##### MATERIAL FOR THE TASK

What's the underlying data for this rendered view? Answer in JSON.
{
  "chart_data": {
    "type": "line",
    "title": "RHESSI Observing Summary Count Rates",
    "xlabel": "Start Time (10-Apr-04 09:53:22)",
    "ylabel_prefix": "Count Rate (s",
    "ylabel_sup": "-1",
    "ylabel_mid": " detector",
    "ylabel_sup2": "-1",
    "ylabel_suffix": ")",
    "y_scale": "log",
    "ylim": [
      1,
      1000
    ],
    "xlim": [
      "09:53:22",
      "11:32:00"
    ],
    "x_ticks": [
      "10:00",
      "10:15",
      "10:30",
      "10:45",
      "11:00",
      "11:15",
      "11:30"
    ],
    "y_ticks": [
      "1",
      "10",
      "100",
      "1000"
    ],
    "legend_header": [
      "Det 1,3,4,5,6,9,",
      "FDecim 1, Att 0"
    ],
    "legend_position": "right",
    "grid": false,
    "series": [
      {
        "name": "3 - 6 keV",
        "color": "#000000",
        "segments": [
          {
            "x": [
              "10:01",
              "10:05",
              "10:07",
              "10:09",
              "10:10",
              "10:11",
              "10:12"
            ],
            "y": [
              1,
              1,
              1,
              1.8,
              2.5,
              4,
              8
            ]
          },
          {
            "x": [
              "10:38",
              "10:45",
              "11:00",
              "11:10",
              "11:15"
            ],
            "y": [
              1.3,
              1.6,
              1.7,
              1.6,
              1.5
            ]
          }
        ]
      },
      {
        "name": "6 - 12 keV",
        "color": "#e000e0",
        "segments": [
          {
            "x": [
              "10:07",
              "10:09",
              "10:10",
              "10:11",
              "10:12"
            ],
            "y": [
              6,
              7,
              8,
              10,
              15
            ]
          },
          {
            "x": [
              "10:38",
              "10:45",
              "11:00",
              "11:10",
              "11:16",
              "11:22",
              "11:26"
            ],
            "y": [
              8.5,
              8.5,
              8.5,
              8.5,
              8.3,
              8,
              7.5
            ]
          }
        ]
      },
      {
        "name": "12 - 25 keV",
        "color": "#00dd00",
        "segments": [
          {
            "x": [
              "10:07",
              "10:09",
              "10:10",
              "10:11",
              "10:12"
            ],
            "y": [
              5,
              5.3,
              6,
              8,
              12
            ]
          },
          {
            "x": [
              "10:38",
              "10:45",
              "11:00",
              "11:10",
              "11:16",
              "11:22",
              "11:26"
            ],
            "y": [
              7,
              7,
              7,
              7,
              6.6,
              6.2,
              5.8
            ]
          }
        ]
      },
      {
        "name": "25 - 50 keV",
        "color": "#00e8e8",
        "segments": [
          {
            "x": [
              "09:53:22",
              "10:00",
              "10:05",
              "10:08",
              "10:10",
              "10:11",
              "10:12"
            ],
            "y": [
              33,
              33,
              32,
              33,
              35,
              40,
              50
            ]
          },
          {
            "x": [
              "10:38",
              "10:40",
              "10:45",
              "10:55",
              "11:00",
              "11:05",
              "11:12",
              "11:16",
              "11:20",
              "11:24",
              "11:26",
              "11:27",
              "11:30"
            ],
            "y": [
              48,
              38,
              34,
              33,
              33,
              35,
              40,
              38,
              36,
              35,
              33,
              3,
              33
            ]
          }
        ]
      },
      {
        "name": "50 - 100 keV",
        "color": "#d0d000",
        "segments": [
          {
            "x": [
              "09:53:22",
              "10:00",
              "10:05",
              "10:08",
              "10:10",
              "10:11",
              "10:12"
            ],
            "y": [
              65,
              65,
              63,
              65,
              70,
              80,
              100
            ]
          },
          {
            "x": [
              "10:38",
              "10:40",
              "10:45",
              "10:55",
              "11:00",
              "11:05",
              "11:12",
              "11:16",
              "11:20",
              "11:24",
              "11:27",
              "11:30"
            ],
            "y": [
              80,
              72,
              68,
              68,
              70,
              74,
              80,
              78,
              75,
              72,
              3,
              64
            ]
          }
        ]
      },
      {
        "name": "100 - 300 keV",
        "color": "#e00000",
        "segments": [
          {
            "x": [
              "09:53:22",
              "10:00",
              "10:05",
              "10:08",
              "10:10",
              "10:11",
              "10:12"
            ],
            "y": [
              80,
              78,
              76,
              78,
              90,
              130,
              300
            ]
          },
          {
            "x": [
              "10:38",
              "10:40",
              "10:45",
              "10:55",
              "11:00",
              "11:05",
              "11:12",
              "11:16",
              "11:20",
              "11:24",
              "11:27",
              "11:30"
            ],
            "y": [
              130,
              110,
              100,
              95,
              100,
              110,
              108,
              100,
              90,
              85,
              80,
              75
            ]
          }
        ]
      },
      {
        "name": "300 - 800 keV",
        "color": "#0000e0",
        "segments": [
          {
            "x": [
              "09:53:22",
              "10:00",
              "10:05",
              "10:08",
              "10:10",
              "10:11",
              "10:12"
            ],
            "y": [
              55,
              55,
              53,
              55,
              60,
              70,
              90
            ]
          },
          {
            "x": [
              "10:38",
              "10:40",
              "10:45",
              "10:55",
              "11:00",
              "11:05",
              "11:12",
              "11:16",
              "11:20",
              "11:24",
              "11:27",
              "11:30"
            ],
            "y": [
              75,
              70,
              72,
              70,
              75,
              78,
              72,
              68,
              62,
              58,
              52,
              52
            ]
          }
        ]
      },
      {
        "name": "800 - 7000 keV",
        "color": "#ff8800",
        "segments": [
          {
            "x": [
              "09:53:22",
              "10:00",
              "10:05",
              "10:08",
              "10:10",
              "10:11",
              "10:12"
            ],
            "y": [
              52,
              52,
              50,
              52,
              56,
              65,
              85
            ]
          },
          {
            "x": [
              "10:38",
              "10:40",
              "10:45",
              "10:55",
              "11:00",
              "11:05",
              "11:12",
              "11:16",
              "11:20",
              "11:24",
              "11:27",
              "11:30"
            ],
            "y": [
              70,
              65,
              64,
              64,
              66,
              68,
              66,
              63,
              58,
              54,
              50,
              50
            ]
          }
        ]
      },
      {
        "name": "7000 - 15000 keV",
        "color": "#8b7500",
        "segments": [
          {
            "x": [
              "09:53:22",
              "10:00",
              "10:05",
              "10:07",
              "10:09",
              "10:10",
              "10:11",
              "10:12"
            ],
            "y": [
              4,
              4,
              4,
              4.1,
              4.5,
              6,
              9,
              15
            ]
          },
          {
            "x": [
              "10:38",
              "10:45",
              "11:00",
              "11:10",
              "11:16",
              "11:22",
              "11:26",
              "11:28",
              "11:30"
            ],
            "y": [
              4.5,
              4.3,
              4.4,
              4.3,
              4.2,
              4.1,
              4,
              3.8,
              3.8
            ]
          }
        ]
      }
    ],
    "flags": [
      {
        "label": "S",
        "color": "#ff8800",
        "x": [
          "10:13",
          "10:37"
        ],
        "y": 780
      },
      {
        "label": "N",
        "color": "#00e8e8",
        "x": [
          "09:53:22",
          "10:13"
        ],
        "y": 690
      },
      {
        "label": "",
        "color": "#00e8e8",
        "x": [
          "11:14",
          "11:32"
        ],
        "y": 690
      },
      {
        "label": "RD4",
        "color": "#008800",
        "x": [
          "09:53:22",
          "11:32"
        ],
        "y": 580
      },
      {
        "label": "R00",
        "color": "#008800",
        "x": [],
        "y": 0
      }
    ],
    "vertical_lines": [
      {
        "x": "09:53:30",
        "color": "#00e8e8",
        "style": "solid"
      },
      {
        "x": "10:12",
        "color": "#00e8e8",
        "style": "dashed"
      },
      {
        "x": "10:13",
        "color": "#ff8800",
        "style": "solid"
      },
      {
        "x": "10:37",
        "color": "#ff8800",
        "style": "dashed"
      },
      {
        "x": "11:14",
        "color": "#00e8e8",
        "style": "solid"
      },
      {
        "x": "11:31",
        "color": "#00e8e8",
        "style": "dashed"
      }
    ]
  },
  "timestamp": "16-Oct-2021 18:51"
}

##########

**INSTRUCTION**
From the records above, pick out and copy each line holding the word "Count".

**FINAL RESULT**
    "title": "RHESSI Observing Summary Count Rates",
    "ylabel_prefix": "Count Rate (s",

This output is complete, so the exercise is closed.